_WHAT YOU ARE ASKED TO DO_:
Extract, from the listing that follows, each line containing the word "JSON".

_RECORDS TO USE_:
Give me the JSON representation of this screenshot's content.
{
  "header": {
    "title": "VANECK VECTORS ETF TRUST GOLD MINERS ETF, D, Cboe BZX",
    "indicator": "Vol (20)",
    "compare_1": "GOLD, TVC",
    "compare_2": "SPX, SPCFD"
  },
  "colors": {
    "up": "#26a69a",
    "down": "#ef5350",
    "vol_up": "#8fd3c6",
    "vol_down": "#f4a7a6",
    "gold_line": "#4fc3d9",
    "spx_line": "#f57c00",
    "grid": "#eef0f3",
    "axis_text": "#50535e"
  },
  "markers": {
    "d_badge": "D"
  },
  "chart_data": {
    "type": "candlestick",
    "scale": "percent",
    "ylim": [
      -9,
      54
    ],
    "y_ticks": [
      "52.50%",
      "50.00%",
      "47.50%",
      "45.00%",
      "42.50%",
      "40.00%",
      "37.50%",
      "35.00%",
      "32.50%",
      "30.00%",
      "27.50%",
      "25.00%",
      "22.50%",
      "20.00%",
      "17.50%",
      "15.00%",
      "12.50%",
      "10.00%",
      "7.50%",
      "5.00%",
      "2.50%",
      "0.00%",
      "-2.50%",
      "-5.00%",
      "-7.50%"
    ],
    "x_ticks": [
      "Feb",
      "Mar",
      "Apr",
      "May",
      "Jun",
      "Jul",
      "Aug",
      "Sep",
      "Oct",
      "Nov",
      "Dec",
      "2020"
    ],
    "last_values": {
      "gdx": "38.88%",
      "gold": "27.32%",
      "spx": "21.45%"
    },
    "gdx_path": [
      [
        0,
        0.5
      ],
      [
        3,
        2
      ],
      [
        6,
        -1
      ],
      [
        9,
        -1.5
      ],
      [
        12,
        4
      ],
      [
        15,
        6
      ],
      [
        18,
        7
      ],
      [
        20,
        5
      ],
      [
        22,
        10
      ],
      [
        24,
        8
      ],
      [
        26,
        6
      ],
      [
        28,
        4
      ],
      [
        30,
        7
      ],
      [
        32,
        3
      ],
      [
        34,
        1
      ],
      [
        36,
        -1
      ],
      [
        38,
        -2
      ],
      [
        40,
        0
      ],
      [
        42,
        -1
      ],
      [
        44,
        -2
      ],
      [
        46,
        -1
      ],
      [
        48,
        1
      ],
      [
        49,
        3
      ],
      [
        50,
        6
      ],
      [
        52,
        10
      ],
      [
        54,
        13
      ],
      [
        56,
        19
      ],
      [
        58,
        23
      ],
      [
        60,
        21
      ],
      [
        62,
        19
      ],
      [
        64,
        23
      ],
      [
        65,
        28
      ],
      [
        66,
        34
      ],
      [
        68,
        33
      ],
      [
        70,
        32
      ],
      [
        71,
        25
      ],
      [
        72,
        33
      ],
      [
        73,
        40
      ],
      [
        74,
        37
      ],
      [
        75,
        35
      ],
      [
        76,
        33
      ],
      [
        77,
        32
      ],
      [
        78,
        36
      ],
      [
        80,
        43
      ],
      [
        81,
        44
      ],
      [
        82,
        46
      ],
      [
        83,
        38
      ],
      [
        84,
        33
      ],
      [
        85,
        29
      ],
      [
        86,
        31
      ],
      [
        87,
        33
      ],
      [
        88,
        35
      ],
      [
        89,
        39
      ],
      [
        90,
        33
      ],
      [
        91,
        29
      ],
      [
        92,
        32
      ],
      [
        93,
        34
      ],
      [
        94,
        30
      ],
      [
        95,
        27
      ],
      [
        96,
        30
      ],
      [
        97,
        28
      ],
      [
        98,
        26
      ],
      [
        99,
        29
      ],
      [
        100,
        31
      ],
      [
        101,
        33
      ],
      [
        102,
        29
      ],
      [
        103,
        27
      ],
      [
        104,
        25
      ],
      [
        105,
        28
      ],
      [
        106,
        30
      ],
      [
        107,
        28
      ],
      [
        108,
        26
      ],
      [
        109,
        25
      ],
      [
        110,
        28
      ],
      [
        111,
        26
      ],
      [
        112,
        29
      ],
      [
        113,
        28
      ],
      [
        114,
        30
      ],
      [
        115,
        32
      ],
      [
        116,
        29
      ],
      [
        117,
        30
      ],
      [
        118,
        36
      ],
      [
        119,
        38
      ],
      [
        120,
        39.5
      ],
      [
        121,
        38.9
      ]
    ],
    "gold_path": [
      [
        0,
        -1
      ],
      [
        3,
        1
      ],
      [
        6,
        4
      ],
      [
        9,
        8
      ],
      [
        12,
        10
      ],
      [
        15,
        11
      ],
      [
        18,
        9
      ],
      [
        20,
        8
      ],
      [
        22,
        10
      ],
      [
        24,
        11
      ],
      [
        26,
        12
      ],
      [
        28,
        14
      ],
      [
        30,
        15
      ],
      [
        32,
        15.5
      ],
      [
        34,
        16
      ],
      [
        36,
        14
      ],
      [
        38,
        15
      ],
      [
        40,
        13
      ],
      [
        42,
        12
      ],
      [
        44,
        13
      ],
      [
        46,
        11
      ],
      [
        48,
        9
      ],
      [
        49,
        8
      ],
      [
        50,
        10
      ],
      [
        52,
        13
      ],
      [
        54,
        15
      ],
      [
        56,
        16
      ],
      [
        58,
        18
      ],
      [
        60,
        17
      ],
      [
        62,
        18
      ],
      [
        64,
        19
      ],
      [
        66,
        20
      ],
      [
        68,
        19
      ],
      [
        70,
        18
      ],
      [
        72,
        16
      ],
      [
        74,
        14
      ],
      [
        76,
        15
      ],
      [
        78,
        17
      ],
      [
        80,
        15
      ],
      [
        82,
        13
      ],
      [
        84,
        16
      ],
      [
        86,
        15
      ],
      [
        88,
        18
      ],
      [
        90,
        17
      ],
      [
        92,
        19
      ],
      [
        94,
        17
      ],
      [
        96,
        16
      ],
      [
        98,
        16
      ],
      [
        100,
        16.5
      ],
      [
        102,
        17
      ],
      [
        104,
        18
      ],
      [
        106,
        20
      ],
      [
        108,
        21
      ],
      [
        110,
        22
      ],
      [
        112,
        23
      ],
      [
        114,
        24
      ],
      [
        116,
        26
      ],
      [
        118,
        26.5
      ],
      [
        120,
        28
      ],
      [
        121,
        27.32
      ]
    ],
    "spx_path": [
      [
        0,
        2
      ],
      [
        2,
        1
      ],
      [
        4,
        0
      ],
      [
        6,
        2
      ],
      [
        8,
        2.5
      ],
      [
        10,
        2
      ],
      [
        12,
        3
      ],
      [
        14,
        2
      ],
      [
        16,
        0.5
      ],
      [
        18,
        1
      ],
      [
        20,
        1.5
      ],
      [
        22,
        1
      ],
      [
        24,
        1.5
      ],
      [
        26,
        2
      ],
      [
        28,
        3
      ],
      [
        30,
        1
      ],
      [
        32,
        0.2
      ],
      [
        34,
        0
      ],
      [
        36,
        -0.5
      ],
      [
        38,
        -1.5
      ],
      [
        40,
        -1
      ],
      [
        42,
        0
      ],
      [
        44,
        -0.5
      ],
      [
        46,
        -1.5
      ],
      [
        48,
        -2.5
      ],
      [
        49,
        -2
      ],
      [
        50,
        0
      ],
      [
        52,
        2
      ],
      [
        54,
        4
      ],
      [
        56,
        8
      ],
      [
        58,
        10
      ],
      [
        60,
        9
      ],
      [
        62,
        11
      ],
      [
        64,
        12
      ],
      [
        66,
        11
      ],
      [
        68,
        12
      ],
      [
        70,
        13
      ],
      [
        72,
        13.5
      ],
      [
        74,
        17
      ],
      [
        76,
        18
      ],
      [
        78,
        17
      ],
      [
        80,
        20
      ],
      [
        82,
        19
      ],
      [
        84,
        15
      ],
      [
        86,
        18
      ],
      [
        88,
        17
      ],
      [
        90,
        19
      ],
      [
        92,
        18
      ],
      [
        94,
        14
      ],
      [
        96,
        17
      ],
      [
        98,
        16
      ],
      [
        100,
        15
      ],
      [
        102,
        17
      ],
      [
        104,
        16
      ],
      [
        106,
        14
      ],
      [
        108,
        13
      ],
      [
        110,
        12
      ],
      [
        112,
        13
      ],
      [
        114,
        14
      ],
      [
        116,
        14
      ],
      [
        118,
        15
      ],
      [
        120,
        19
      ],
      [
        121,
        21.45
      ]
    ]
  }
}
--
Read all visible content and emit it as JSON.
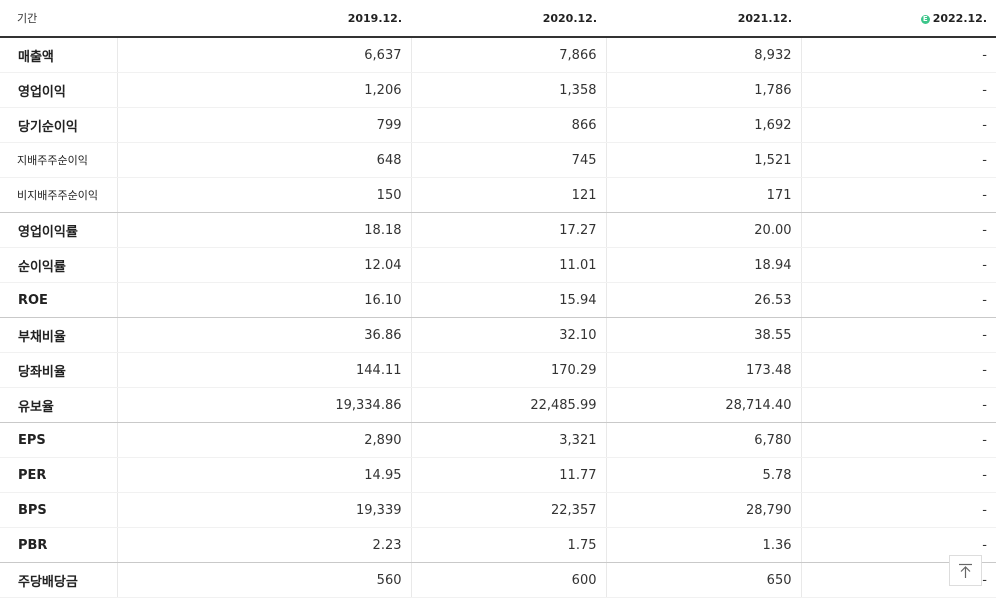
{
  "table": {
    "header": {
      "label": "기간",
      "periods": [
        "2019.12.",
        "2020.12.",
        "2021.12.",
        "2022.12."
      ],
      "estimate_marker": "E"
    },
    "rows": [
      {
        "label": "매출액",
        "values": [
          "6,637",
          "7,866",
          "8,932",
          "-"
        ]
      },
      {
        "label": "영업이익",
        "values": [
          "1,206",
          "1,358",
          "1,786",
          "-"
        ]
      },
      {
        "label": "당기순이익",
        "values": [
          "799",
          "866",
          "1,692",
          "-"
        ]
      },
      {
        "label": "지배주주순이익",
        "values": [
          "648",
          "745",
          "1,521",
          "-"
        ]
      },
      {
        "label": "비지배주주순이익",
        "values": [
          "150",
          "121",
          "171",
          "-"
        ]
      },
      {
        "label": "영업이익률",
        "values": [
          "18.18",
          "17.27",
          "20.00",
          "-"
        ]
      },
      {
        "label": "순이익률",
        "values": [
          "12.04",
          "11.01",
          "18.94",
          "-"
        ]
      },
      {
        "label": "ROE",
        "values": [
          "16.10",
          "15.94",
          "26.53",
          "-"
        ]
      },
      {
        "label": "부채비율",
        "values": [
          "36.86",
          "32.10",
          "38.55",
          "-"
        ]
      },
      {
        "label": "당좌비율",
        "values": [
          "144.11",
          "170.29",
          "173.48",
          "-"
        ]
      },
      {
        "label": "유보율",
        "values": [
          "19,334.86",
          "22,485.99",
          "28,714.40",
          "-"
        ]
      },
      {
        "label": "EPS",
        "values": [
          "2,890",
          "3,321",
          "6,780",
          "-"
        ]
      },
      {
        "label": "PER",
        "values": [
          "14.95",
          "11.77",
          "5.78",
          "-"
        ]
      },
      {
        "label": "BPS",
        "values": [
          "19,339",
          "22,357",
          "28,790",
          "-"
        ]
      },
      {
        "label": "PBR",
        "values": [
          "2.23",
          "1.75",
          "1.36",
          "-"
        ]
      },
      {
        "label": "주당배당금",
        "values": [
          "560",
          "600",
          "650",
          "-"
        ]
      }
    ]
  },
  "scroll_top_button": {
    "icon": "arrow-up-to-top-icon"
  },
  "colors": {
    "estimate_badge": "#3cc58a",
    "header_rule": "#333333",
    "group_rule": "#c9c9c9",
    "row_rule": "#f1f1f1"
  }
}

_EXERCISE RESULT_:
Give me the JSON representation of this screenshot's content.
Read all visible content and emit it as JSON.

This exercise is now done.